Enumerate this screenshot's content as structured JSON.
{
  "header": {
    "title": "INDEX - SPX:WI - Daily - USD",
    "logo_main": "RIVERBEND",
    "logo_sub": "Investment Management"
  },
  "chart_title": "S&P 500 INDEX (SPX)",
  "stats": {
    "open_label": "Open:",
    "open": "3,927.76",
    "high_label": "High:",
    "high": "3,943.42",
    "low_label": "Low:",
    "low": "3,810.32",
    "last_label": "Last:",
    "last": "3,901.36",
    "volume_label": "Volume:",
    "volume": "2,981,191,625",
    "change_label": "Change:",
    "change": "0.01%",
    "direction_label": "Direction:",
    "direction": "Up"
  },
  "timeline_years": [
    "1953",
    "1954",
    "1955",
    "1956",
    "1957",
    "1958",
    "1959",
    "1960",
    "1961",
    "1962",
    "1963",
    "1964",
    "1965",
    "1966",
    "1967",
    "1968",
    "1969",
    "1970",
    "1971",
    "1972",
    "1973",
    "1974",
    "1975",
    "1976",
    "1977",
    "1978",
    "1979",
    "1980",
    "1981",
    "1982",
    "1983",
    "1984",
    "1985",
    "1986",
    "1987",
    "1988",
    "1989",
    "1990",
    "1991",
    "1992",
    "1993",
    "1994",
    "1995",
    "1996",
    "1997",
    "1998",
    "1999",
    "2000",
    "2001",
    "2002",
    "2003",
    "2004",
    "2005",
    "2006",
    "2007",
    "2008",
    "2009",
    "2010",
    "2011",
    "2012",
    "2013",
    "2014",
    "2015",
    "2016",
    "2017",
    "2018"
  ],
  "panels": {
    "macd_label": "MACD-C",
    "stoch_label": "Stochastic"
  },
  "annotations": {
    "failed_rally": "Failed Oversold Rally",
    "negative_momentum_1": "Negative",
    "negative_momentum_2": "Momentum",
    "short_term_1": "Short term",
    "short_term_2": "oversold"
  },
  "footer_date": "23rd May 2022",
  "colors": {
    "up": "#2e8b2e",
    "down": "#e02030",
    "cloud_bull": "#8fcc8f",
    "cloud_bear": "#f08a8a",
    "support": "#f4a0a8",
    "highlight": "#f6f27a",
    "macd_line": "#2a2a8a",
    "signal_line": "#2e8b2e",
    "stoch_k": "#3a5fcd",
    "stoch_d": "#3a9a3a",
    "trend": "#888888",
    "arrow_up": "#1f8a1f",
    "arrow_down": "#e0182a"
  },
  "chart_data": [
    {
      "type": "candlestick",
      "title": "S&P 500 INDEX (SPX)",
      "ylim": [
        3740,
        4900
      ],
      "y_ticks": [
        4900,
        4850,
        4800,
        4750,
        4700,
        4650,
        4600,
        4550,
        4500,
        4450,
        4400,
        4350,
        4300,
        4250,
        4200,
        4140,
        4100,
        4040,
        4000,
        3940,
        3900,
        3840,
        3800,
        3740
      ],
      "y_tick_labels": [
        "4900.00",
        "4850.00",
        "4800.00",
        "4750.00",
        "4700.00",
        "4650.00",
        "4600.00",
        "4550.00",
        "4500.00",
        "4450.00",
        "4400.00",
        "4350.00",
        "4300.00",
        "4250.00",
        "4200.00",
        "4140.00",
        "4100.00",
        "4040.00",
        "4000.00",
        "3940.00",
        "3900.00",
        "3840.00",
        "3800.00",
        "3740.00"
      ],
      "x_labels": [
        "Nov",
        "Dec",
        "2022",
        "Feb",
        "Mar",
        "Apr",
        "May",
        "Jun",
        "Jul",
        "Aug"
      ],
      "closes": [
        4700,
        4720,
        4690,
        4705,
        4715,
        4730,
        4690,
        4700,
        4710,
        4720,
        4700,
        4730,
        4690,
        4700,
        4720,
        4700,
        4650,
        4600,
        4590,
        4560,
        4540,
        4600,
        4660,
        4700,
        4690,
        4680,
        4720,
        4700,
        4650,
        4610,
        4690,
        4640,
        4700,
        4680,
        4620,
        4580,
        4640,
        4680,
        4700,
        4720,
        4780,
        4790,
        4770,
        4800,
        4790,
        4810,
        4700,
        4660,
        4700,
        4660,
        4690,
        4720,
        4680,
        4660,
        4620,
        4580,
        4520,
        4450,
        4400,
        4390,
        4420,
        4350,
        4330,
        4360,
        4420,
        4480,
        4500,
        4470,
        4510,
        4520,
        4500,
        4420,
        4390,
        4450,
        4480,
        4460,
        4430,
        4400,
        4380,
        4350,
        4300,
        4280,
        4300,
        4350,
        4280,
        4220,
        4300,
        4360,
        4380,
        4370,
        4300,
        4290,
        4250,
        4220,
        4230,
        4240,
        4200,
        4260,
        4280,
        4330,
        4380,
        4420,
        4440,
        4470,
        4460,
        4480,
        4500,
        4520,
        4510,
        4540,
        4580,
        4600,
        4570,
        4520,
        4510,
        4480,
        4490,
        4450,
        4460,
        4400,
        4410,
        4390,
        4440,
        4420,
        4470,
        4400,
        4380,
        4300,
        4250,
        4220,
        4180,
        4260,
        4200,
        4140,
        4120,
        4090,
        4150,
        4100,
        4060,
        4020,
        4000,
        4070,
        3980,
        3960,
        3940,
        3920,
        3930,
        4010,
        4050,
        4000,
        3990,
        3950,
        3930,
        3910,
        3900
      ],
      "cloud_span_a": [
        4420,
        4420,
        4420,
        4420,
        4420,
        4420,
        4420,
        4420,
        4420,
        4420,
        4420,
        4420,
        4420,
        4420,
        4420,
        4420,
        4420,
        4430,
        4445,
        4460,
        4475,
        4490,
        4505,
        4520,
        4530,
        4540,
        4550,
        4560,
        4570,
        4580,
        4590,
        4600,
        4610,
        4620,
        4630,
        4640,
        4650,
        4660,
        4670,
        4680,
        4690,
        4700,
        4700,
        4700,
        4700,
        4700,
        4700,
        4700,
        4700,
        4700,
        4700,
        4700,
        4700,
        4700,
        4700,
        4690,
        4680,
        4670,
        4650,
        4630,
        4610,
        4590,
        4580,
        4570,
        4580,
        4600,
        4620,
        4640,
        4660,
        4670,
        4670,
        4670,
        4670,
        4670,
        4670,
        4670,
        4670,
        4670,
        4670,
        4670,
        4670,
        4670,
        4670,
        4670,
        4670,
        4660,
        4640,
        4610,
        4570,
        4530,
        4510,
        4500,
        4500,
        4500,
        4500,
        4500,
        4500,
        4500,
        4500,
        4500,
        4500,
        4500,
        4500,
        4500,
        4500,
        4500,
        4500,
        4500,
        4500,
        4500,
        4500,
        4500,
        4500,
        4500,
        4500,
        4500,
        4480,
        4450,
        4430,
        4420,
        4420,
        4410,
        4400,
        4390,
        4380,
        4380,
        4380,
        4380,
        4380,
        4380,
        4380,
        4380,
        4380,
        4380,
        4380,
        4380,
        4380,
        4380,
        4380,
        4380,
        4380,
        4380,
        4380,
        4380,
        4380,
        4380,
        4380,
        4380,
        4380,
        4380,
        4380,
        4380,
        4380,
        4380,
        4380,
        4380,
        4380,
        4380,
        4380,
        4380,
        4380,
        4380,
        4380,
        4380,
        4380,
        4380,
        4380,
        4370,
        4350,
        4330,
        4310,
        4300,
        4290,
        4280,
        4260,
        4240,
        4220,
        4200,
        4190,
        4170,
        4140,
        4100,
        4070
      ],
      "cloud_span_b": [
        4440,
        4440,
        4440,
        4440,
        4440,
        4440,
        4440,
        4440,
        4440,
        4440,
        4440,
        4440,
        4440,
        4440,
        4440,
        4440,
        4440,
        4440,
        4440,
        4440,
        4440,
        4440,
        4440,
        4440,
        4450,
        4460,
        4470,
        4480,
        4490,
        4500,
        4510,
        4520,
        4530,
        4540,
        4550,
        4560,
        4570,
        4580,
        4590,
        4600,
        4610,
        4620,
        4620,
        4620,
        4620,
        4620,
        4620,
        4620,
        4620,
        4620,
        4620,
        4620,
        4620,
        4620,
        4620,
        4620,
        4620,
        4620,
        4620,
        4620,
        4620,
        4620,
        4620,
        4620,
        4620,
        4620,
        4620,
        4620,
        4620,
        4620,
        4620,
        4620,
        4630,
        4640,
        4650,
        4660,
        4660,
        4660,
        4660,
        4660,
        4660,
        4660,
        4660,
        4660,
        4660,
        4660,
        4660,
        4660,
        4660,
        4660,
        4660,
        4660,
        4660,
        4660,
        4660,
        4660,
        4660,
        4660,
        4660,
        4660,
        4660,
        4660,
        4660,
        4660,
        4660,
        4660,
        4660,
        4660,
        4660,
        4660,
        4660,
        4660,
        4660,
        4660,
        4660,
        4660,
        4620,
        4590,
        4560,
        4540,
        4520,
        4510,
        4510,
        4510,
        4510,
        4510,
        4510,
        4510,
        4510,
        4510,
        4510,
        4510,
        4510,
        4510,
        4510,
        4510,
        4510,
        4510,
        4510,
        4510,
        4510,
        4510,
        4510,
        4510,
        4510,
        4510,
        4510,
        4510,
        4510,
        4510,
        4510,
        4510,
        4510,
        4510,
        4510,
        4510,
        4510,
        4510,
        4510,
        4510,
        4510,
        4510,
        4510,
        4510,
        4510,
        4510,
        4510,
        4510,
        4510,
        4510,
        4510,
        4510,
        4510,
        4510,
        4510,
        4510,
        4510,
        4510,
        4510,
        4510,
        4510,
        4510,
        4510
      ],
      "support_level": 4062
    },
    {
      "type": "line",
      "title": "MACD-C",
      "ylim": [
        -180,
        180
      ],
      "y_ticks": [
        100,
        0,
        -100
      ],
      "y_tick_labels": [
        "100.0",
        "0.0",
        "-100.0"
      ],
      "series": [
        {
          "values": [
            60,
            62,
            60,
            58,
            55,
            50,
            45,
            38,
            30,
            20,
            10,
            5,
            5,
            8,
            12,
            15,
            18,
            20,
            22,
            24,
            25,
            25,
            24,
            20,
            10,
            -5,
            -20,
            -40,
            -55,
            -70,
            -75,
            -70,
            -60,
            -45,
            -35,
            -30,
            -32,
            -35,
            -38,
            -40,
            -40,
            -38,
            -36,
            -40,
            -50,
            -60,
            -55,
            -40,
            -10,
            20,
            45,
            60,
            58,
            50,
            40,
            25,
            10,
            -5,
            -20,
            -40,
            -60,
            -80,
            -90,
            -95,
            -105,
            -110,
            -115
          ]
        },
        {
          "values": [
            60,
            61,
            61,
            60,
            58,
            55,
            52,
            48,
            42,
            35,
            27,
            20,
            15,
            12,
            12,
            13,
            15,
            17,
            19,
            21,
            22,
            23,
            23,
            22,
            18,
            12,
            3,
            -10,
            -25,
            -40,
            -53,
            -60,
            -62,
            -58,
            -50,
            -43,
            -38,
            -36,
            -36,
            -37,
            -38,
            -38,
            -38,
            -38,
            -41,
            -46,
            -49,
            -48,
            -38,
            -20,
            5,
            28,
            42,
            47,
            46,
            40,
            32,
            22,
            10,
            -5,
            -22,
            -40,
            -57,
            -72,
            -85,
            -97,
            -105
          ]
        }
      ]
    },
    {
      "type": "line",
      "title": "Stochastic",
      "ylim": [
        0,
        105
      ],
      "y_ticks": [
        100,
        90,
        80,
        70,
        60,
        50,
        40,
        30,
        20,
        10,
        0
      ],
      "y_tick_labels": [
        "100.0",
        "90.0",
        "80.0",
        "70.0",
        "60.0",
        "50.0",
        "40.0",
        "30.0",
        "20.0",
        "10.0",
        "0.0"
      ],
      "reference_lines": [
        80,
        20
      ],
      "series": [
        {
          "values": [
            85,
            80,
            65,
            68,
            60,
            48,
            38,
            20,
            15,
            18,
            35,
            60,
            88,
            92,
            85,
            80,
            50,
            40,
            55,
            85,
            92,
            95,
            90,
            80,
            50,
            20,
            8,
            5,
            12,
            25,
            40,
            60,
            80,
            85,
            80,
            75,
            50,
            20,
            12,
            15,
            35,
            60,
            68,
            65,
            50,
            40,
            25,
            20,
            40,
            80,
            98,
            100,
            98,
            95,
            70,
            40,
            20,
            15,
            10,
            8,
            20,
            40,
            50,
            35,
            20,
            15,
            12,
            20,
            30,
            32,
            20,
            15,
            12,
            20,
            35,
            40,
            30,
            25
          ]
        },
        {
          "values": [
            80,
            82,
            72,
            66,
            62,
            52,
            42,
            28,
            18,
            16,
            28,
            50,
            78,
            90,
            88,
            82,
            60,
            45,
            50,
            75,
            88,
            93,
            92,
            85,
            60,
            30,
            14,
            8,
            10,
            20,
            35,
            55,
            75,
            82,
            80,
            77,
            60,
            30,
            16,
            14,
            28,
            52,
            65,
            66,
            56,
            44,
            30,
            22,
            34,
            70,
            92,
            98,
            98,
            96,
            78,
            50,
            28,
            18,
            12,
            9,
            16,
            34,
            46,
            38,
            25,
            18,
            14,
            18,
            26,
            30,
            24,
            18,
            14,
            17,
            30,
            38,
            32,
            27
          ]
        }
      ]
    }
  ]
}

◆ ◆ ◆ ◆

• **What the exercise asks**
Return each line where "Stochastic" shows up.

• **Full answer**
    "stoch_label": "Stochastic"
      "title": "Stochastic",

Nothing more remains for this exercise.